--- WHAT THE TASK ASKS ---
Below are records to repeat exactly. Omit the pictures from the copy.

Start

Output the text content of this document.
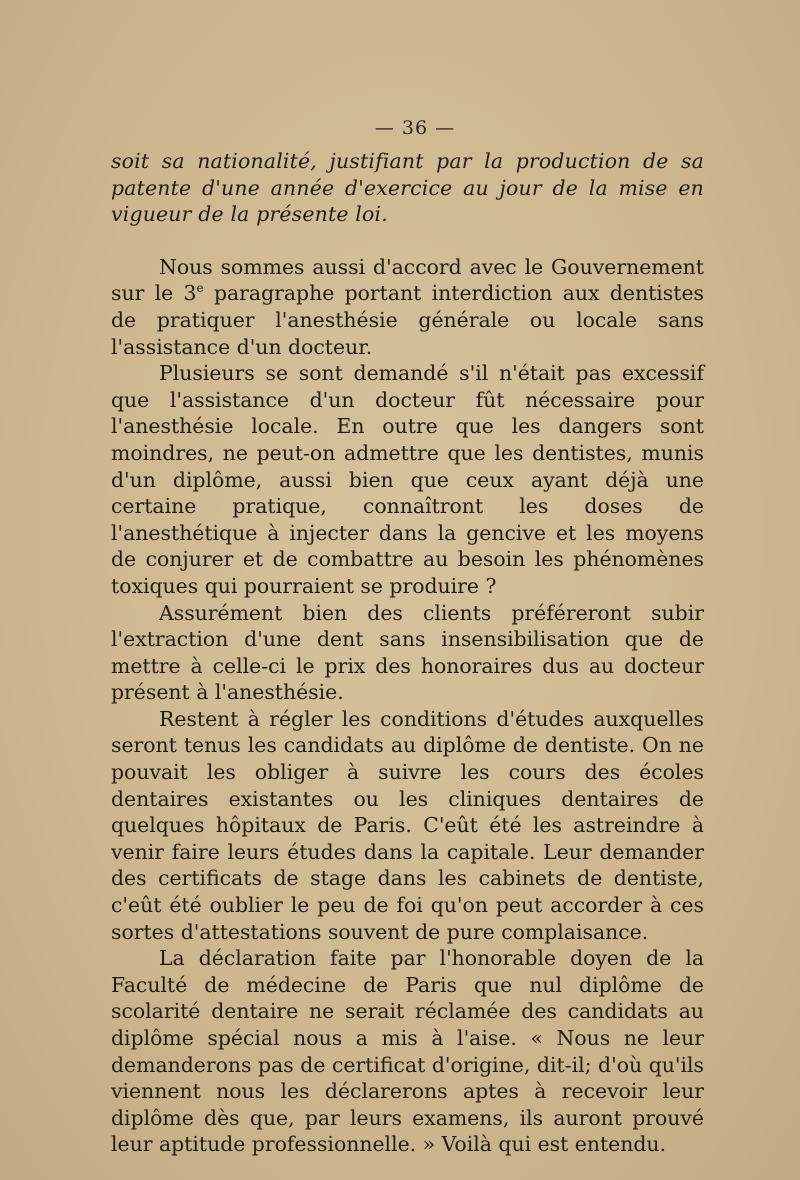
— 36 —

soit sa nationalité, justifiant par la production de sa patente d'une année d'exercice au jour de la mise en vigueur de la présente loi.

Nous sommes aussi d'accord avec le Gouvernement sur le 3e paragraphe portant interdiction aux dentistes de pratiquer l'anesthésie générale ou locale sans l'assistance d'un docteur.

Plusieurs se sont demandé s'il n'était pas excessif que l'assistance d'un docteur fût nécessaire pour l'anesthésie locale. En outre que les dangers sont moindres, ne peut-on admettre que les dentistes, munis d'un diplôme, aussi bien que ceux ayant déjà une certaine pratique, connaîtront les doses de l'anesthétique à injecter dans la gencive et les moyens de conjurer et de combattre au besoin les phénomènes toxiques qui pourraient se produire ?

Assurément bien des clients préféreront subir l'extraction d'une dent sans insensibilisation que de mettre à celle-ci le prix des honoraires dus au docteur présent à l'anesthésie.

Restent à régler les conditions d'études auxquelles seront tenus les candidats au diplôme de dentiste. On ne pouvait les obliger à suivre les cours des écoles dentaires existantes ou les cliniques dentaires de quelques hôpitaux de Paris. C'eût été les astreindre à venir faire leurs études dans la capitale. Leur demander des certificats de stage dans les cabinets de dentiste, c'eût été oublier le peu de foi qu'on peut accorder à ces sortes d'attestations souvent de pure complaisance.

La déclaration faite par l'honorable doyen de la Faculté de médecine de Paris que nul diplôme de scolarité dentaire ne serait réclamée des candidats au diplôme spécial nous a mis à l'aise. « Nous ne leur demanderons pas de certificat d'origine, dit-il; d'où qu'ils viennent nous les déclarerons aptes à recevoir leur diplôme dès que, par leurs examens, ils auront prouvé leur aptitude professionnelle. » Voilà qui est entendu.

End

--- REPLY ---
Output the text content of this document.
— 36 —

soit sa nationalité, justifiant par la production de sa patente d'une année d'exercice au jour de la mise en vigueur de la présente loi.

Nous sommes aussi d'accord avec le Gouvernement sur le 3e paragraphe portant interdiction aux dentistes de pratiquer l'anesthésie générale ou locale sans l'assistance d'un docteur.

Plusieurs se sont demandé s'il n'était pas excessif que l'assistance d'un docteur fût nécessaire pour l'anesthésie locale. En outre que les dangers sont moindres, ne peut-on admettre que les dentistes, munis d'un diplôme, aussi bien que ceux ayant déjà une certaine pratique, connaîtront les doses de l'anesthétique à injecter dans la gencive et les moyens de conjurer et de combattre au besoin les phénomènes toxiques qui pourraient se produire ?

Assurément bien des clients préféreront subir l'extraction d'une dent sans insensibilisation que de mettre à celle-ci le prix des honoraires dus au docteur présent à l'anesthésie.

Restent à régler les conditions d'études auxquelles seront tenus les candidats au diplôme de dentiste. On ne pouvait les obliger à suivre les cours des écoles dentaires existantes ou les cliniques dentaires de quelques hôpitaux de Paris. C'eût été les astreindre à venir faire leurs études dans la capitale. Leur demander des certificats de stage dans les cabinets de dentiste, c'eût été oublier le peu de foi qu'on peut accorder à ces sortes d'attestations souvent de pure complaisance.

La déclaration faite par l'honorable doyen de la Faculté de médecine de Paris que nul diplôme de scolarité dentaire ne serait réclamée des candidats au diplôme spécial nous a mis à l'aise. « Nous ne leur demanderons pas de certificat d'origine, dit-il; d'où qu'ils viennent nous les déclarerons aptes à recevoir leur diplôme dès que, par leurs examens, ils auront prouvé leur aptitude professionnelle. » Voilà qui est entendu.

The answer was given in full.